----- Data records

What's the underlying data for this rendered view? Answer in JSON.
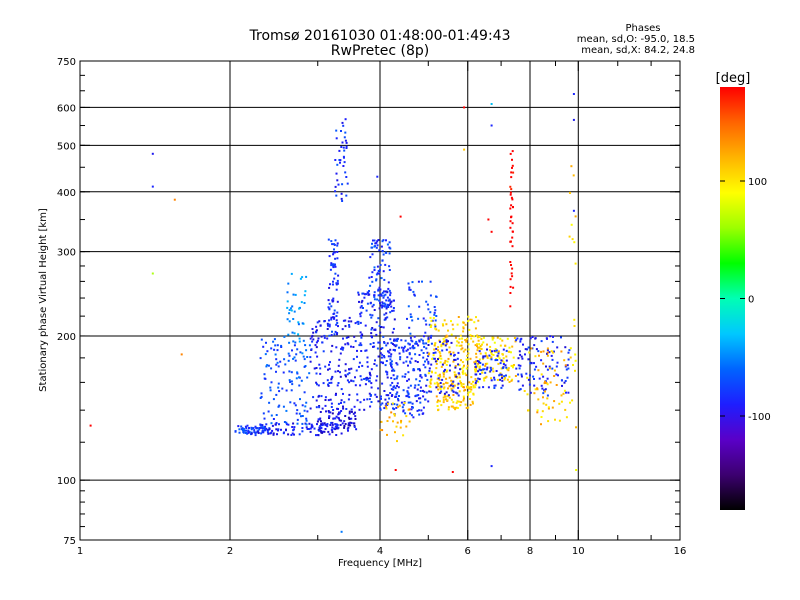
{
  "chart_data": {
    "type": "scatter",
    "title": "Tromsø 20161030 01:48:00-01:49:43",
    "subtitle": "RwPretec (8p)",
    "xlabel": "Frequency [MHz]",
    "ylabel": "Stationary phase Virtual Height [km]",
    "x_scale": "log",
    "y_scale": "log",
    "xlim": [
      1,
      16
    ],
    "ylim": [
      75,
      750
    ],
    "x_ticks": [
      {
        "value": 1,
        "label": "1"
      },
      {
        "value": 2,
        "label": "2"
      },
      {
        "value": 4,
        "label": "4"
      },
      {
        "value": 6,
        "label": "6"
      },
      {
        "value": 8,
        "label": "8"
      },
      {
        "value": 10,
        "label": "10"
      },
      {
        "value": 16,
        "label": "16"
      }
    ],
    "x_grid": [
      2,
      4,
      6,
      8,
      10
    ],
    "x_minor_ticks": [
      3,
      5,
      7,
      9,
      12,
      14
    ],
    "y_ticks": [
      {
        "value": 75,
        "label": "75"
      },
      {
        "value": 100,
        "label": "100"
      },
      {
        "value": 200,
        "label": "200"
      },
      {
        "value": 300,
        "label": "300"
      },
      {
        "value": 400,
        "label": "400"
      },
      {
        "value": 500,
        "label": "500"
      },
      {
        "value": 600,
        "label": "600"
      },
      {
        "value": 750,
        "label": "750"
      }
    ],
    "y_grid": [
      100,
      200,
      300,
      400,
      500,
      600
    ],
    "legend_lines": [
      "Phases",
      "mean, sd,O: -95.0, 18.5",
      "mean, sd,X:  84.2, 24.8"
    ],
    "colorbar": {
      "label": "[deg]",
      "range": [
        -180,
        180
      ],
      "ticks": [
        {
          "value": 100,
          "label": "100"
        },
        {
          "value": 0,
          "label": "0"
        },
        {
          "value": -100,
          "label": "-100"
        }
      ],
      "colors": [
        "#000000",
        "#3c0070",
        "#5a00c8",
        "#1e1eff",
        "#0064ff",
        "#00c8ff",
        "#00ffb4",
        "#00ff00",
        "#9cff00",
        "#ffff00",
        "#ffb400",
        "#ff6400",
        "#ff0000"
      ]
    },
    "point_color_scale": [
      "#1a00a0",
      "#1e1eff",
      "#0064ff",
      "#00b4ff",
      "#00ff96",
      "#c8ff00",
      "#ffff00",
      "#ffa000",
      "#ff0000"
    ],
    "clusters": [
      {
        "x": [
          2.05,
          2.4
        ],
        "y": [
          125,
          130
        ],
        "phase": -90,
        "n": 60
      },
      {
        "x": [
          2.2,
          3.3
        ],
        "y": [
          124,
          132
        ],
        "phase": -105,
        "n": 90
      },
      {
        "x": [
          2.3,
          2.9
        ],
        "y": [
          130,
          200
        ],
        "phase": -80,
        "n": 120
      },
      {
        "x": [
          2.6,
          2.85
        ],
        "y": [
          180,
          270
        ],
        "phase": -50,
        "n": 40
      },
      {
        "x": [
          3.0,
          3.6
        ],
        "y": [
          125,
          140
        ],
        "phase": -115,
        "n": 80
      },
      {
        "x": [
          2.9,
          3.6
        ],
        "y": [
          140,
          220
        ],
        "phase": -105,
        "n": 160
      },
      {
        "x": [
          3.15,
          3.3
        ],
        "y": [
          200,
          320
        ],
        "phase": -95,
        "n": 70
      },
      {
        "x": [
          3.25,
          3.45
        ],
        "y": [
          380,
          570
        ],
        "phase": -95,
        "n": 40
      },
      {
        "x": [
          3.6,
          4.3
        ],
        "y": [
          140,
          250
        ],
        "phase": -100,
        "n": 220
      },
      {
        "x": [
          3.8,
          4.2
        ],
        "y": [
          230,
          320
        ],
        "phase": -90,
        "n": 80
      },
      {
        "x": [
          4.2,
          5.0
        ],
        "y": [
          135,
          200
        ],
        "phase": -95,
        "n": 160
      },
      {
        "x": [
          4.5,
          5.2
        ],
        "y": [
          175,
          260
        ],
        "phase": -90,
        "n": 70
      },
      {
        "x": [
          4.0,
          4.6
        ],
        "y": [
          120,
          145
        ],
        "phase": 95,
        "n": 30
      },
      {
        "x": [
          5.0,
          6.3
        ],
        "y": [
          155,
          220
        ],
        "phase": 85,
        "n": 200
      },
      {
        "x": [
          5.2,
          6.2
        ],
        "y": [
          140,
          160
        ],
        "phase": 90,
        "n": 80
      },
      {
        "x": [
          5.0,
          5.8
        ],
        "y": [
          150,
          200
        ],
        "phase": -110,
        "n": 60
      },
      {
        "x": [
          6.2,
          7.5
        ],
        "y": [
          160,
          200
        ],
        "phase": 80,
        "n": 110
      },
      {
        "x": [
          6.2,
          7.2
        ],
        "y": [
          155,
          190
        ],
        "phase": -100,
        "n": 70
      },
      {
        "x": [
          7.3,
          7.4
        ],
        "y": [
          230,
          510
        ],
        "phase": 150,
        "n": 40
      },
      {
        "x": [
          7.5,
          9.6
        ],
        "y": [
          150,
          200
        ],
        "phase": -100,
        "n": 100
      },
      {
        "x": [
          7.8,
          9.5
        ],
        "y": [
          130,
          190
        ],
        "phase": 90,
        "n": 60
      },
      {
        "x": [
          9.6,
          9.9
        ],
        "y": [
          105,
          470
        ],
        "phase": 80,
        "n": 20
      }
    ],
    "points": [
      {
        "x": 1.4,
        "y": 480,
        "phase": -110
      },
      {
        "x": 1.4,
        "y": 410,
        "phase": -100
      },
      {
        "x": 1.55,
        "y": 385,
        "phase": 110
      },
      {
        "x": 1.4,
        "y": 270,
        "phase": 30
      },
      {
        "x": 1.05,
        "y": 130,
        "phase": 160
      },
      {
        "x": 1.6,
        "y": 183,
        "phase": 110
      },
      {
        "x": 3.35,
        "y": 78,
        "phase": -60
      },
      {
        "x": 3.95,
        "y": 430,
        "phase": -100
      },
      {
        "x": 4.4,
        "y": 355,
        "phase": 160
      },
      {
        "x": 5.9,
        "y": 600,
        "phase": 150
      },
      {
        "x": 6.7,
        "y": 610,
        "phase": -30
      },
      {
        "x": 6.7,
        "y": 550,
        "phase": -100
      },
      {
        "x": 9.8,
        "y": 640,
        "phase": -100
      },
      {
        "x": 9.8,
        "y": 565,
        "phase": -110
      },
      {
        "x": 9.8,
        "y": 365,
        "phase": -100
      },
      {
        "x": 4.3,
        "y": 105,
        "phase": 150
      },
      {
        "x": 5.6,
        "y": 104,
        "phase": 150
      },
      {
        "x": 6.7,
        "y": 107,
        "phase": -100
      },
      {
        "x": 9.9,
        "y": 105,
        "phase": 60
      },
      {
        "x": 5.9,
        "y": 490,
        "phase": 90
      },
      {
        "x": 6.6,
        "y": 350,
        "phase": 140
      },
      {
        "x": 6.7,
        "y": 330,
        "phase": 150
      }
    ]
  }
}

----------
----- Data records

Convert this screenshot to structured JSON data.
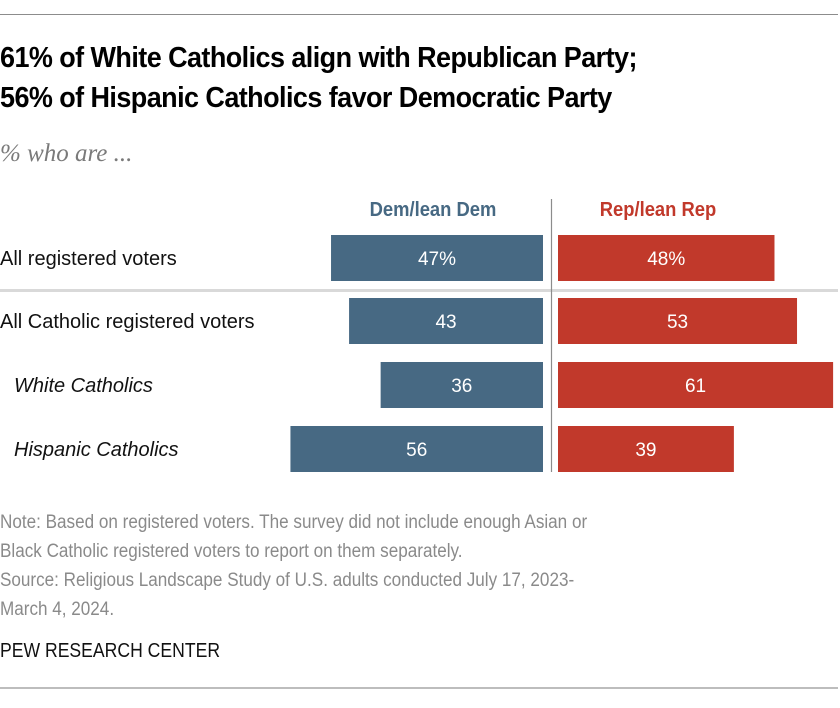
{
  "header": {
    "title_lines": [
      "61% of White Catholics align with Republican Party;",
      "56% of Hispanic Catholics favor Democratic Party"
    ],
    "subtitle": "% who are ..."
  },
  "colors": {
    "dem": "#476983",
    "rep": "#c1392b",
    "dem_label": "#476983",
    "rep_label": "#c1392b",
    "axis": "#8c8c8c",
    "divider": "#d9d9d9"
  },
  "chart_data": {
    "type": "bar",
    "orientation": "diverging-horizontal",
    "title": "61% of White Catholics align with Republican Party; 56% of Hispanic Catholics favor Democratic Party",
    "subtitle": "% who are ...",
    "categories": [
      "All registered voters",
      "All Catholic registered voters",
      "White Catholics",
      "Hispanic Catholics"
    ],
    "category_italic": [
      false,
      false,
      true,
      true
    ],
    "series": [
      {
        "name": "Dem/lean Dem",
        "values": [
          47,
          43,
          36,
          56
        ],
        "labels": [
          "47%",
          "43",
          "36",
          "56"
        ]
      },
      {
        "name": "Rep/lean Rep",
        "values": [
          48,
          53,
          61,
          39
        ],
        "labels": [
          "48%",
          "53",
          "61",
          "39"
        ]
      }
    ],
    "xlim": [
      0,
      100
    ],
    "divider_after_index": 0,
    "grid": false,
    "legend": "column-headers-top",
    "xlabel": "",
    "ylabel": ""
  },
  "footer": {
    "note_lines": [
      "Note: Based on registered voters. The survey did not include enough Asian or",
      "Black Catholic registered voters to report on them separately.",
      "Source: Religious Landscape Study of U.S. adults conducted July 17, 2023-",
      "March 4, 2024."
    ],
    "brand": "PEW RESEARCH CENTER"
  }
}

----------
----- Data records

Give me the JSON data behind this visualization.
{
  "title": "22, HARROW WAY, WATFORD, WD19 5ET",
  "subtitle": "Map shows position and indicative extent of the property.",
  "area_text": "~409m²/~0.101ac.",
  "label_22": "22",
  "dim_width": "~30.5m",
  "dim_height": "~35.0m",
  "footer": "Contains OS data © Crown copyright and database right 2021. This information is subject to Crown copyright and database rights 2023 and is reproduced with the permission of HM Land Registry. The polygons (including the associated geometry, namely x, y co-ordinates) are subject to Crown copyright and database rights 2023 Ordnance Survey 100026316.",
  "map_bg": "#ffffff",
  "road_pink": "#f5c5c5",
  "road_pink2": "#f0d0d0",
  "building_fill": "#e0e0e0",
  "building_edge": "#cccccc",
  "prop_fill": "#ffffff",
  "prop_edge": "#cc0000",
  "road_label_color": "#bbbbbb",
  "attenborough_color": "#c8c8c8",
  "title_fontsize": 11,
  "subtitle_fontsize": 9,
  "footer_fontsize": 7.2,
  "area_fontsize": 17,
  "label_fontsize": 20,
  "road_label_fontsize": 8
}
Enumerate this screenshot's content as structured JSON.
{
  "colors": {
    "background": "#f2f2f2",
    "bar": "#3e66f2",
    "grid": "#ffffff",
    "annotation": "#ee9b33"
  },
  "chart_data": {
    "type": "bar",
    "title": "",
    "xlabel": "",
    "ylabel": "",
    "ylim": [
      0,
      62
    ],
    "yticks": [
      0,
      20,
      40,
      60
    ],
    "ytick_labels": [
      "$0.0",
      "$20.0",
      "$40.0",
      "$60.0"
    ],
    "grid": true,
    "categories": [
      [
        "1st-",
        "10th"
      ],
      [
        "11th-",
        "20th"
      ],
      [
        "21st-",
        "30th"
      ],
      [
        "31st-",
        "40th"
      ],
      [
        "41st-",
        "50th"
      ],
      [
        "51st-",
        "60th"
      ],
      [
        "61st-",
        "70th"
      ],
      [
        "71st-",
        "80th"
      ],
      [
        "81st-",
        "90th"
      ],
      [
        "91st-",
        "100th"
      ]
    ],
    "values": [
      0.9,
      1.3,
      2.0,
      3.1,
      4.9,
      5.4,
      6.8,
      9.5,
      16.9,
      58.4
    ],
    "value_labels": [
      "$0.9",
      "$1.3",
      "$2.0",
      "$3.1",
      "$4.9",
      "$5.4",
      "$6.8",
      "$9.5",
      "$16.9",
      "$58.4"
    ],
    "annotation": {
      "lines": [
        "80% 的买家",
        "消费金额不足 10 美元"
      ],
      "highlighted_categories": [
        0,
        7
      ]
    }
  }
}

----------

> Your goal: Count how many lines hold the string "Party" and give that number alone.

> Output for this exercise: 3